### AIM OF THE EXERCISE
Produce a verbatim transcription of the entries, with all pictures omitted.

____

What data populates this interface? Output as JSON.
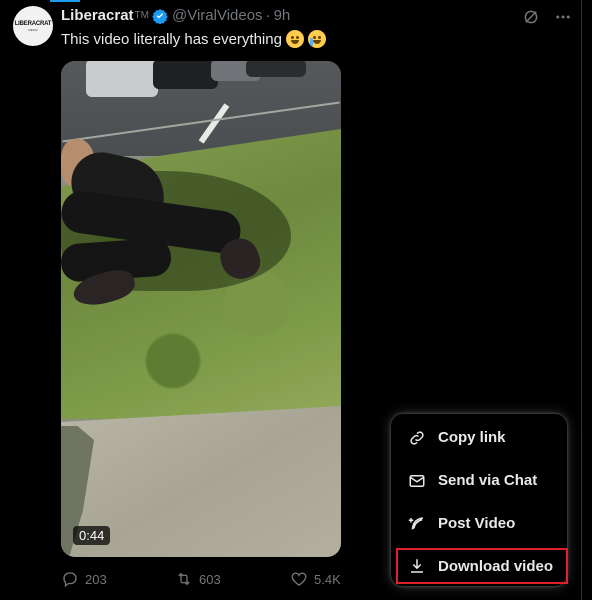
{
  "post": {
    "author_name": "Liberacrat",
    "author_suffix": "TM",
    "handle": "@ViralVideos",
    "separator": "·",
    "time": "9h",
    "text": "This video literally has everything",
    "avatar_text": "LIBERACRAT",
    "avatar_subtext": "MEDIA"
  },
  "video": {
    "duration": "0:44"
  },
  "actions": {
    "replies": "203",
    "reposts": "603",
    "likes": "5.4K"
  },
  "menu": {
    "items": [
      {
        "label": "Copy link",
        "icon": "link-icon"
      },
      {
        "label": "Send via Chat",
        "icon": "envelope-icon"
      },
      {
        "label": "Post Video",
        "icon": "feather-icon"
      },
      {
        "label": "Download video",
        "icon": "download-icon",
        "highlighted": true
      }
    ]
  },
  "colors": {
    "accent": "#1d9bf0",
    "highlight_border": "#e0202b",
    "muted": "#71767b"
  }
}
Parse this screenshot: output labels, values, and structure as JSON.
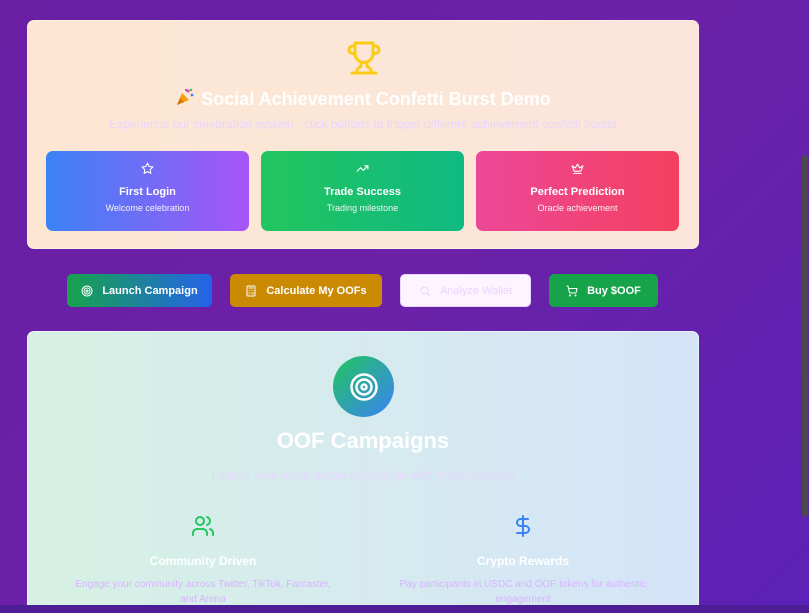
{
  "confetti": {
    "title": "Social Achievement Confetti Burst Demo",
    "subtitle": "Experience our celebration system - click buttons to trigger different achievement confetti bursts",
    "cards": [
      {
        "title": "First Login",
        "subtitle": "Welcome celebration",
        "icon": "star-icon"
      },
      {
        "title": "Trade Success",
        "subtitle": "Trading milestone",
        "icon": "trending-up-icon"
      },
      {
        "title": "Perfect Prediction",
        "subtitle": "Oracle achievement",
        "icon": "crown-icon"
      }
    ]
  },
  "actions": {
    "launch": "Launch Campaign",
    "calculate": "Calculate My OOFs",
    "analyze": "Analyze Wallet",
    "buy": "Buy $OOF"
  },
  "campaigns": {
    "title": "OOF Campaigns",
    "subtitle": "Launch viral social media campaigns with crypto rewards",
    "features": [
      {
        "title": "Community Driven",
        "description": "Engage your community across Twitter, TikTok, Farcaster, and Arena",
        "icon": "users-icon"
      },
      {
        "title": "Crypto Rewards",
        "description": "Pay participants in USDC and OOF tokens for authentic engagement",
        "icon": "dollar-icon"
      }
    ]
  },
  "colors": {
    "background": "#6b21a8",
    "trophy": "#facc15",
    "launch_gradient": [
      "#16a34a",
      "#2563eb"
    ],
    "calculate": "#ca8a04",
    "buy": "#16a34a",
    "community_icon": "#22c55e",
    "rewards_icon": "#3b82f6"
  }
}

____

### RESPONSE FOR THIS EXERCISE
What data populates this interface? Output as JSON.
{
  "post": {
    "author_name": "Liberacrat",
    "author_suffix": "TM",
    "handle": "@ViralVideos",
    "separator": "·",
    "time": "9h",
    "text": "This video literally has everything",
    "avatar_text": "LIBERACRAT",
    "avatar_subtext": "MEDIA"
  },
  "video": {
    "duration": "0:44"
  },
  "actions": {
    "replies": "203",
    "reposts": "603",
    "likes": "5.4K"
  },
  "menu": {
    "items": [
      {
        "label": "Copy link",
        "icon": "link-icon"
      },
      {
        "label": "Send via Chat",
        "icon": "envelope-icon"
      },
      {
        "label": "Post Video",
        "icon": "feather-icon"
      },
      {
        "label": "Download video",
        "icon": "download-icon",
        "highlighted": true
      }
    ]
  },
  "colors": {
    "accent": "#1d9bf0",
    "highlight_border": "#e0202b",
    "muted": "#71767b"
  }
}
Parse this screenshot: output labels, values, and structure as JSON.
{
  "confetti": {
    "title": "Social Achievement Confetti Burst Demo",
    "subtitle": "Experience our celebration system - click buttons to trigger different achievement confetti bursts",
    "cards": [
      {
        "title": "First Login",
        "subtitle": "Welcome celebration",
        "icon": "star-icon"
      },
      {
        "title": "Trade Success",
        "subtitle": "Trading milestone",
        "icon": "trending-up-icon"
      },
      {
        "title": "Perfect Prediction",
        "subtitle": "Oracle achievement",
        "icon": "crown-icon"
      }
    ]
  },
  "actions": {
    "launch": "Launch Campaign",
    "calculate": "Calculate My OOFs",
    "analyze": "Analyze Wallet",
    "buy": "Buy $OOF"
  },
  "campaigns": {
    "title": "OOF Campaigns",
    "subtitle": "Launch viral social media campaigns with crypto rewards",
    "features": [
      {
        "title": "Community Driven",
        "description": "Engage your community across Twitter, TikTok, Farcaster, and Arena",
        "icon": "users-icon"
      },
      {
        "title": "Crypto Rewards",
        "description": "Pay participants in USDC and OOF tokens for authentic engagement",
        "icon": "dollar-icon"
      }
    ]
  },
  "colors": {
    "background": "#6b21a8",
    "trophy": "#facc15",
    "launch_gradient": [
      "#16a34a",
      "#2563eb"
    ],
    "calculate": "#ca8a04",
    "buy": "#16a34a",
    "community_icon": "#22c55e",
    "rewards_icon": "#3b82f6"
  }
}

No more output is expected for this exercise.